Stated problem –
Copy every record below, exactly as written.

Input records –
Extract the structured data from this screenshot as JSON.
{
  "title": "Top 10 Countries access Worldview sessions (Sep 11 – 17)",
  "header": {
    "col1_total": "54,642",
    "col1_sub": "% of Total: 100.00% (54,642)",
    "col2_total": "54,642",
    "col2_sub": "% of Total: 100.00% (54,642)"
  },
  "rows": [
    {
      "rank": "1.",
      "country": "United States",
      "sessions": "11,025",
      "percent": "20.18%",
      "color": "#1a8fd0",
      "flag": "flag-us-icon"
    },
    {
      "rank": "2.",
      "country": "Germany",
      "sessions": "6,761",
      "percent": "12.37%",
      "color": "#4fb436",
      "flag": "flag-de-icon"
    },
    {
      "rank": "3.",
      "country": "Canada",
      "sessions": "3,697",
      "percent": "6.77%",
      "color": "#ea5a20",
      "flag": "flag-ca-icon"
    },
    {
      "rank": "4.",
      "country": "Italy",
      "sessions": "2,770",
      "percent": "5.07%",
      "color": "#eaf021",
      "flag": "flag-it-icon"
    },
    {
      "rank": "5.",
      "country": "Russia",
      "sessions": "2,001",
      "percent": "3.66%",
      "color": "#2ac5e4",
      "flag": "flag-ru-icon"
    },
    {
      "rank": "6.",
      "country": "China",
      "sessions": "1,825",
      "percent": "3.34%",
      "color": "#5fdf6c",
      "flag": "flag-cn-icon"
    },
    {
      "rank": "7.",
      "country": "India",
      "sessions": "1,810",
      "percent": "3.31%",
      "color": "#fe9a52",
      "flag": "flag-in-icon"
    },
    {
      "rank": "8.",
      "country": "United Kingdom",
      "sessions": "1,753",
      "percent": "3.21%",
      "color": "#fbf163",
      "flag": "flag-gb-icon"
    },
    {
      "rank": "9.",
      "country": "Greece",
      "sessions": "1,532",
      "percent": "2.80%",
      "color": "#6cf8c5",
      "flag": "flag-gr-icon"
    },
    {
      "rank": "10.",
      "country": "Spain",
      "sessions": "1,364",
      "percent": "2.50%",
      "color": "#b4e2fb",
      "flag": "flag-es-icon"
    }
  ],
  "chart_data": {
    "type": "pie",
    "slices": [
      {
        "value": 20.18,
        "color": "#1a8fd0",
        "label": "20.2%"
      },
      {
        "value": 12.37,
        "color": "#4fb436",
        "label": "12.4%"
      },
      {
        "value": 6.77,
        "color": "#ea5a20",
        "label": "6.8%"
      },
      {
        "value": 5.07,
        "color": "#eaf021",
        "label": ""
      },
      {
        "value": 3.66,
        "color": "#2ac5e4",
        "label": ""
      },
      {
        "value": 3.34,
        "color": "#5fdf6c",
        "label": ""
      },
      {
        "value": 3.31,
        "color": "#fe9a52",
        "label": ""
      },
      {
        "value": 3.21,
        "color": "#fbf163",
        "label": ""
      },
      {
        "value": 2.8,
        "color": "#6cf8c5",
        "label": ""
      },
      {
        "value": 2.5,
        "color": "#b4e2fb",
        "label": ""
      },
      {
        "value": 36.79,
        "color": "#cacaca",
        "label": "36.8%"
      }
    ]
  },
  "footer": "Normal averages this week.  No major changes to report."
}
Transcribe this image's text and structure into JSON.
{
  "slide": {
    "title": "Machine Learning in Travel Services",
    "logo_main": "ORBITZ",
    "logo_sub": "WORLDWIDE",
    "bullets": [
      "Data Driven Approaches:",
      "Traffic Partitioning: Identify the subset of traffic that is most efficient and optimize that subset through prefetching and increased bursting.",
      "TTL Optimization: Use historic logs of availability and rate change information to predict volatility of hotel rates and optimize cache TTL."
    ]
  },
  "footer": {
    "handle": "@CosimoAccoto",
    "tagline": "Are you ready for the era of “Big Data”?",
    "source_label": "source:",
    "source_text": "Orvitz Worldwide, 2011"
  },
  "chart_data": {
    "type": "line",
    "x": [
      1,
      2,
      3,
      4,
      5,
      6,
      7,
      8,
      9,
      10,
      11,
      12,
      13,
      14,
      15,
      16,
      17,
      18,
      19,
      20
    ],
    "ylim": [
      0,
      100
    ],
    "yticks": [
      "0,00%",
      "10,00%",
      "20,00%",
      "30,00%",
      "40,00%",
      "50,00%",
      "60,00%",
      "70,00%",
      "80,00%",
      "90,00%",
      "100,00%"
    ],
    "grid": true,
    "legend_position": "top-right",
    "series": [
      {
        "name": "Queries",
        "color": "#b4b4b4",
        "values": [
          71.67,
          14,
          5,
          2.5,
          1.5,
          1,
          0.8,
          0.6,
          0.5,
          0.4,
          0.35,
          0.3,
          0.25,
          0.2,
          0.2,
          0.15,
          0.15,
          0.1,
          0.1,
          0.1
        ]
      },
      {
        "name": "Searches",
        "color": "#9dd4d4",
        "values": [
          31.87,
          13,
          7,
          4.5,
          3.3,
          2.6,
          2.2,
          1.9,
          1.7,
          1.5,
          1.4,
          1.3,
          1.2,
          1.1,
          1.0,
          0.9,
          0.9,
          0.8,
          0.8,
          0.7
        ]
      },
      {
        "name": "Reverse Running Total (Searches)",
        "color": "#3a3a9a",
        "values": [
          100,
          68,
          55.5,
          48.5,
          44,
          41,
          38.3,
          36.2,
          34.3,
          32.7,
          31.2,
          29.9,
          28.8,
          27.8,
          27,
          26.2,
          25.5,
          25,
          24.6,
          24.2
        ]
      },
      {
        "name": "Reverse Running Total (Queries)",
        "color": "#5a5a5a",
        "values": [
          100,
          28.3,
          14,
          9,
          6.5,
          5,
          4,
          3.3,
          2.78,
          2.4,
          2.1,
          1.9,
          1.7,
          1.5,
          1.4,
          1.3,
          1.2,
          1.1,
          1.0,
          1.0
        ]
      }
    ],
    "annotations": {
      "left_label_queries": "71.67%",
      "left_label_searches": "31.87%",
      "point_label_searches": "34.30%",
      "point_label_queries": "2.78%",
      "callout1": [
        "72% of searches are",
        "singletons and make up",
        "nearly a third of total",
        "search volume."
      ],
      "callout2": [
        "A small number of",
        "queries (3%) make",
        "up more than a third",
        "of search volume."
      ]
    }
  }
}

Response to this exercise –
Extract the structured data from this screenshot as JSON.
{
  "title": "Top 10 Countries access Worldview sessions (Sep 11 – 17)",
  "header": {
    "col1_total": "54,642",
    "col1_sub": "% of Total: 100.00% (54,642)",
    "col2_total": "54,642",
    "col2_sub": "% of Total: 100.00% (54,642)"
  },
  "rows": [
    {
      "rank": "1.",
      "country": "United States",
      "sessions": "11,025",
      "percent": "20.18%",
      "color": "#1a8fd0",
      "flag": "flag-us-icon"
    },
    {
      "rank": "2.",
      "country": "Germany",
      "sessions": "6,761",
      "percent": "12.37%",
      "color": "#4fb436",
      "flag": "flag-de-icon"
    },
    {
      "rank": "3.",
      "country": "Canada",
      "sessions": "3,697",
      "percent": "6.77%",
      "color": "#ea5a20",
      "flag": "flag-ca-icon"
    },
    {
      "rank": "4.",
      "country": "Italy",
      "sessions": "2,770",
      "percent": "5.07%",
      "color": "#eaf021",
      "flag": "flag-it-icon"
    },
    {
      "rank": "5.",
      "country": "Russia",
      "sessions": "2,001",
      "percent": "3.66%",
      "color": "#2ac5e4",
      "flag": "flag-ru-icon"
    },
    {
      "rank": "6.",
      "country": "China",
      "sessions": "1,825",
      "percent": "3.34%",
      "color": "#5fdf6c",
      "flag": "flag-cn-icon"
    },
    {
      "rank": "7.",
      "country": "India",
      "sessions": "1,810",
      "percent": "3.31%",
      "color": "#fe9a52",
      "flag": "flag-in-icon"
    },
    {
      "rank": "8.",
      "country": "United Kingdom",
      "sessions": "1,753",
      "percent": "3.21%",
      "color": "#fbf163",
      "flag": "flag-gb-icon"
    },
    {
      "rank": "9.",
      "country": "Greece",
      "sessions": "1,532",
      "percent": "2.80%",
      "color": "#6cf8c5",
      "flag": "flag-gr-icon"
    },
    {
      "rank": "10.",
      "country": "Spain",
      "sessions": "1,364",
      "percent": "2.50%",
      "color": "#b4e2fb",
      "flag": "flag-es-icon"
    }
  ],
  "chart_data": {
    "type": "pie",
    "slices": [
      {
        "value": 20.18,
        "color": "#1a8fd0",
        "label": "20.2%"
      },
      {
        "value": 12.37,
        "color": "#4fb436",
        "label": "12.4%"
      },
      {
        "value": 6.77,
        "color": "#ea5a20",
        "label": "6.8%"
      },
      {
        "value": 5.07,
        "color": "#eaf021",
        "label": ""
      },
      {
        "value": 3.66,
        "color": "#2ac5e4",
        "label": ""
      },
      {
        "value": 3.34,
        "color": "#5fdf6c",
        "label": ""
      },
      {
        "value": 3.31,
        "color": "#fe9a52",
        "label": ""
      },
      {
        "value": 3.21,
        "color": "#fbf163",
        "label": ""
      },
      {
        "value": 2.8,
        "color": "#6cf8c5",
        "label": ""
      },
      {
        "value": 2.5,
        "color": "#b4e2fb",
        "label": ""
      },
      {
        "value": 36.79,
        "color": "#cacaca",
        "label": "36.8%"
      }
    ]
  },
  "footer": "Normal averages this week.  No major changes to report."
}
Transcribe this image's text and structure into JSON.
{
  "slide": {
    "title": "Machine Learning in Travel Services",
    "logo_main": "ORBITZ",
    "logo_sub": "WORLDWIDE",
    "bullets": [
      "Data Driven Approaches:",
      "Traffic Partitioning: Identify the subset of traffic that is most efficient and optimize that subset through prefetching and increased bursting.",
      "TTL Optimization: Use historic logs of availability and rate change information to predict volatility of hotel rates and optimize cache TTL."
    ]
  },
  "footer": {
    "handle": "@CosimoAccoto",
    "tagline": "Are you ready for the era of “Big Data”?",
    "source_label": "source:",
    "source_text": "Orvitz Worldwide, 2011"
  },
  "chart_data": {
    "type": "line",
    "x": [
      1,
      2,
      3,
      4,
      5,
      6,
      7,
      8,
      9,
      10,
      11,
      12,
      13,
      14,
      15,
      16,
      17,
      18,
      19,
      20
    ],
    "ylim": [
      0,
      100
    ],
    "yticks": [
      "0,00%",
      "10,00%",
      "20,00%",
      "30,00%",
      "40,00%",
      "50,00%",
      "60,00%",
      "70,00%",
      "80,00%",
      "90,00%",
      "100,00%"
    ],
    "grid": true,
    "legend_position": "top-right",
    "series": [
      {
        "name": "Queries",
        "color": "#b4b4b4",
        "values": [
          71.67,
          14,
          5,
          2.5,
          1.5,
          1,
          0.8,
          0.6,
          0.5,
          0.4,
          0.35,
          0.3,
          0.25,
          0.2,
          0.2,
          0.15,
          0.15,
          0.1,
          0.1,
          0.1
        ]
      },
      {
        "name": "Searches",
        "color": "#9dd4d4",
        "values": [
          31.87,
          13,
          7,
          4.5,
          3.3,
          2.6,
          2.2,
          1.9,
          1.7,
          1.5,
          1.4,
          1.3,
          1.2,
          1.1,
          1.0,
          0.9,
          0.9,
          0.8,
          0.8,
          0.7
        ]
      },
      {
        "name": "Reverse Running Total (Searches)",
        "color": "#3a3a9a",
        "values": [
          100,
          68,
          55.5,
          48.5,
          44,
          41,
          38.3,
          36.2,
          34.3,
          32.7,
          31.2,
          29.9,
          28.8,
          27.8,
          27,
          26.2,
          25.5,
          25,
          24.6,
          24.2
        ]
      },
      {
        "name": "Reverse Running Total (Queries)",
        "color": "#5a5a5a",
        "values": [
          100,
          28.3,
          14,
          9,
          6.5,
          5,
          4,
          3.3,
          2.78,
          2.4,
          2.1,
          1.9,
          1.7,
          1.5,
          1.4,
          1.3,
          1.2,
          1.1,
          1.0,
          1.0
        ]
      }
    ],
    "annotations": {
      "left_label_queries": "71.67%",
      "left_label_searches": "31.87%",
      "point_label_searches": "34.30%",
      "point_label_queries": "2.78%",
      "callout1": [
        "72% of searches are",
        "singletons and make up",
        "nearly a third of total",
        "search volume."
      ],
      "callout2": [
        "A small number of",
        "queries (3%) make",
        "up more than a third",
        "of search volume."
      ]
    }
  }
}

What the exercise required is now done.